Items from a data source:
* start *

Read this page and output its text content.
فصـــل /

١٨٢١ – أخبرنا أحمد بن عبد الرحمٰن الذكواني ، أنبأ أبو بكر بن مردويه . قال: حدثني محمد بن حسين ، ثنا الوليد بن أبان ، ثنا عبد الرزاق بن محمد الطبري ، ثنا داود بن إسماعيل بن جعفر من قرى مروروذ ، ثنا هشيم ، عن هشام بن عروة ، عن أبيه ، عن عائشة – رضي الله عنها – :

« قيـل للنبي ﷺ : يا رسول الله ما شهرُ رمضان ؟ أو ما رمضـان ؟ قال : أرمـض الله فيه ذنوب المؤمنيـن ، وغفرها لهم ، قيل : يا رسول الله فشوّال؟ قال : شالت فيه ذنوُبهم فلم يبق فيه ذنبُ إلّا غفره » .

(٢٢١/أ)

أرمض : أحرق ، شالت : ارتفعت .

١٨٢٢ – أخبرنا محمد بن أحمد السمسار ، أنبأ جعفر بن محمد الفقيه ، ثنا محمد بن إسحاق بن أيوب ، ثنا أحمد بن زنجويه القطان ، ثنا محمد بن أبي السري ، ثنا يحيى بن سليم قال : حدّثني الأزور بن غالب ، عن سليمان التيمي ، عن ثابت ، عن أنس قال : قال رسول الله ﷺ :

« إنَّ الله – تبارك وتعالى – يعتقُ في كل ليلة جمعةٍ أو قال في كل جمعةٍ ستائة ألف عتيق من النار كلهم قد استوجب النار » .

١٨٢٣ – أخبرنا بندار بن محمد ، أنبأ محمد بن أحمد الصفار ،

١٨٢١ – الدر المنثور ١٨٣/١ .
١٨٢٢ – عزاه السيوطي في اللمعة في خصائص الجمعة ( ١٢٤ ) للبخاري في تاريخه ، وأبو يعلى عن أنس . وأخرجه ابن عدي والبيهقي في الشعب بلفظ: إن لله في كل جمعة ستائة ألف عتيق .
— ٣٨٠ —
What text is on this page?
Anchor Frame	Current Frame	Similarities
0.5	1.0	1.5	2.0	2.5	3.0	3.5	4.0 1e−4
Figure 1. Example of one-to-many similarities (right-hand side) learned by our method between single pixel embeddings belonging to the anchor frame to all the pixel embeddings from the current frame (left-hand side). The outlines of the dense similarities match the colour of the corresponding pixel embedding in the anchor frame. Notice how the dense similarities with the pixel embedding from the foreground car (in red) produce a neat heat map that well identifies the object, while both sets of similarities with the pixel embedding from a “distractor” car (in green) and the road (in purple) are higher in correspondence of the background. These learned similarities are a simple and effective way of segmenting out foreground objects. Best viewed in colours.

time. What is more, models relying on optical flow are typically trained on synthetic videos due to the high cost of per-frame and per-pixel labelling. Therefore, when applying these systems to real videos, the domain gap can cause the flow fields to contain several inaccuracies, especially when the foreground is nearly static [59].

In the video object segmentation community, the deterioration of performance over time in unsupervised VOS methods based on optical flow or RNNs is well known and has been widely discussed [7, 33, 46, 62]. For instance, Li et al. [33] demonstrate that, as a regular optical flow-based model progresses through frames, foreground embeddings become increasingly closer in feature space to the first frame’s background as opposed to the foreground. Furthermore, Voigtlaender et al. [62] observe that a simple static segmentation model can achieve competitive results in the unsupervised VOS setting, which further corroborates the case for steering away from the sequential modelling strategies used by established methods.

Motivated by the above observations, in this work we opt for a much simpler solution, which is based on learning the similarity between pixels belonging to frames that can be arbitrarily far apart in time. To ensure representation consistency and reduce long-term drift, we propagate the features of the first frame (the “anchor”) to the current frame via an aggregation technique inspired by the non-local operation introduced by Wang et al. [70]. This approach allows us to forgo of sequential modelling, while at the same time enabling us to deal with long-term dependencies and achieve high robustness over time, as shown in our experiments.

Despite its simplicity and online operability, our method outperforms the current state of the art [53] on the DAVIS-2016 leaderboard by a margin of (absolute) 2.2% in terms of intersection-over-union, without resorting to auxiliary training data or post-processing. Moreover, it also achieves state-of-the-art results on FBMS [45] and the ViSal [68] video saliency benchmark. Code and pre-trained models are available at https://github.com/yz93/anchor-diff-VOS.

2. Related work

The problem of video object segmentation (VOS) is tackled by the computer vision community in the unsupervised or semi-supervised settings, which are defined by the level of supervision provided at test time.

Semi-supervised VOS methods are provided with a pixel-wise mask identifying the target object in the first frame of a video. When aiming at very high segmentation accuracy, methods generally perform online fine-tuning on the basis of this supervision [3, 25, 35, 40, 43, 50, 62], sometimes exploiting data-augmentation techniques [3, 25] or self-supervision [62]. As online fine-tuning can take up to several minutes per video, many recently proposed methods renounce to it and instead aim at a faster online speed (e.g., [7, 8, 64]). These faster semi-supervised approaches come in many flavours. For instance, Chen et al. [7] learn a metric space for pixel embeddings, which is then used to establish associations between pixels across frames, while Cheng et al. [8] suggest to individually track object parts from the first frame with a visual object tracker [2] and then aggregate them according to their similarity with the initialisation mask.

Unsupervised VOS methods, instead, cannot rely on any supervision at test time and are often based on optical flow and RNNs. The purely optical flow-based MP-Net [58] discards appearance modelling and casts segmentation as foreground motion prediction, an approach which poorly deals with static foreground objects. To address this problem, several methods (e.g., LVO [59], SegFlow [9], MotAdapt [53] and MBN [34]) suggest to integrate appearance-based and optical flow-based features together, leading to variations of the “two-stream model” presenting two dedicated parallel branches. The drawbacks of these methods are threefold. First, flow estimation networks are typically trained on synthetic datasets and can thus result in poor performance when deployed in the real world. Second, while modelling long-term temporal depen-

* end *

__WORK INSTRUCTIONS__
The records above must be repeated exactly, every one of them.

__WRITTEN SOLUTION__
Read this page and output its text content.
فصـــل /

١٨٢١ – أخبرنا أحمد بن عبد الرحمٰن الذكواني ، أنبأ أبو بكر بن مردويه . قال: حدثني محمد بن حسين ، ثنا الوليد بن أبان ، ثنا عبد الرزاق بن محمد الطبري ، ثنا داود بن إسماعيل بن جعفر من قرى مروروذ ، ثنا هشيم ، عن هشام بن عروة ، عن أبيه ، عن عائشة – رضي الله عنها – :

« قيـل للنبي ﷺ : يا رسول الله ما شهرُ رمضان ؟ أو ما رمضـان ؟ قال : أرمـض الله فيه ذنوب المؤمنيـن ، وغفرها لهم ، قيل : يا رسول الله فشوّال؟ قال : شالت فيه ذنوُبهم فلم يبق فيه ذنبُ إلّا غفره » .

(٢٢١/أ)

أرمض : أحرق ، شالت : ارتفعت .

١٨٢٢ – أخبرنا محمد بن أحمد السمسار ، أنبأ جعفر بن محمد الفقيه ، ثنا محمد بن إسحاق بن أيوب ، ثنا أحمد بن زنجويه القطان ، ثنا محمد بن أبي السري ، ثنا يحيى بن سليم قال : حدّثني الأزور بن غالب ، عن سليمان التيمي ، عن ثابت ، عن أنس قال : قال رسول الله ﷺ :

« إنَّ الله – تبارك وتعالى – يعتقُ في كل ليلة جمعةٍ أو قال في كل جمعةٍ ستائة ألف عتيق من النار كلهم قد استوجب النار » .

١٨٢٣ – أخبرنا بندار بن محمد ، أنبأ محمد بن أحمد الصفار ،

١٨٢١ – الدر المنثور ١٨٣/١ .
١٨٢٢ – عزاه السيوطي في اللمعة في خصائص الجمعة ( ١٢٤ ) للبخاري في تاريخه ، وأبو يعلى عن أنس . وأخرجه ابن عدي والبيهقي في الشعب بلفظ: إن لله في كل جمعة ستائة ألف عتيق .
— ٣٨٠ —
What text is on this page?
Anchor Frame	Current Frame	Similarities
0.5	1.0	1.5	2.0	2.5	3.0	3.5	4.0 1e−4
Figure 1. Example of one-to-many similarities (right-hand side) learned by our method between single pixel embeddings belonging to the anchor frame to all the pixel embeddings from the current frame (left-hand side). The outlines of the dense similarities match the colour of the corresponding pixel embedding in the anchor frame. Notice how the dense similarities with the pixel embedding from the foreground car (in red) produce a neat heat map that well identifies the object, while both sets of similarities with the pixel embedding from a “distractor” car (in green) and the road (in purple) are higher in correspondence of the background. These learned similarities are a simple and effective way of segmenting out foreground objects. Best viewed in colours.

time. What is more, models relying on optical flow are typically trained on synthetic videos due to the high cost of per-frame and per-pixel labelling. Therefore, when applying these systems to real videos, the domain gap can cause the flow fields to contain several inaccuracies, especially when the foreground is nearly static [59].

In the video object segmentation community, the deterioration of performance over time in unsupervised VOS methods based on optical flow or RNNs is well known and has been widely discussed [7, 33, 46, 62]. For instance, Li et al. [33] demonstrate that, as a regular optical flow-based model progresses through frames, foreground embeddings become increasingly closer in feature space to the first frame’s background as opposed to the foreground. Furthermore, Voigtlaender et al. [62] observe that a simple static segmentation model can achieve competitive results in the unsupervised VOS setting, which further corroborates the case for steering away from the sequential modelling strategies used by established methods.

Motivated by the above observations, in this work we opt for a much simpler solution, which is based on learning the similarity between pixels belonging to frames that can be arbitrarily far apart in time. To ensure representation consistency and reduce long-term drift, we propagate the features of the first frame (the “anchor”) to the current frame via an aggregation technique inspired by the non-local operation introduced by Wang et al. [70]. This approach allows us to forgo of sequential modelling, while at the same time enabling us to deal with long-term dependencies and achieve high robustness over time, as shown in our experiments.

Despite its simplicity and online operability, our method outperforms the current state of the art [53] on the DAVIS-2016 leaderboard by a margin of (absolute) 2.2% in terms of intersection-over-union, without resorting to auxiliary training data or post-processing. Moreover, it also achieves state-of-the-art results on FBMS [45] and the ViSal [68] video saliency benchmark. Code and pre-trained models are available at https://github.com/yz93/anchor-diff-VOS.

2. Related work

The problem of video object segmentation (VOS) is tackled by the computer vision community in the unsupervised or semi-supervised settings, which are defined by the level of supervision provided at test time.

Semi-supervised VOS methods are provided with a pixel-wise mask identifying the target object in the first frame of a video. When aiming at very high segmentation accuracy, methods generally perform online fine-tuning on the basis of this supervision [3, 25, 35, 40, 43, 50, 62], sometimes exploiting data-augmentation techniques [3, 25] or self-supervision [62]. As online fine-tuning can take up to several minutes per video, many recently proposed methods renounce to it and instead aim at a faster online speed (e.g., [7, 8, 64]). These faster semi-supervised approaches come in many flavours. For instance, Chen et al. [7] learn a metric space for pixel embeddings, which is then used to establish associations between pixels across frames, while Cheng et al. [8] suggest to individually track object parts from the first frame with a visual object tracker [2] and then aggregate them according to their similarity with the initialisation mask.

Unsupervised VOS methods, instead, cannot rely on any supervision at test time and are often based on optical flow and RNNs. The purely optical flow-based MP-Net [58] discards appearance modelling and casts segmentation as foreground motion prediction, an approach which poorly deals with static foreground objects. To address this problem, several methods (e.g., LVO [59], SegFlow [9], MotAdapt [53] and MBN [34]) suggest to integrate appearance-based and optical flow-based features together, leading to variations of the “two-stream model” presenting two dedicated parallel branches. The drawbacks of these methods are threefold. First, flow estimation networks are typically trained on synthetic datasets and can thus result in poor performance when deployed in the real world. Second, while modelling long-term temporal depen-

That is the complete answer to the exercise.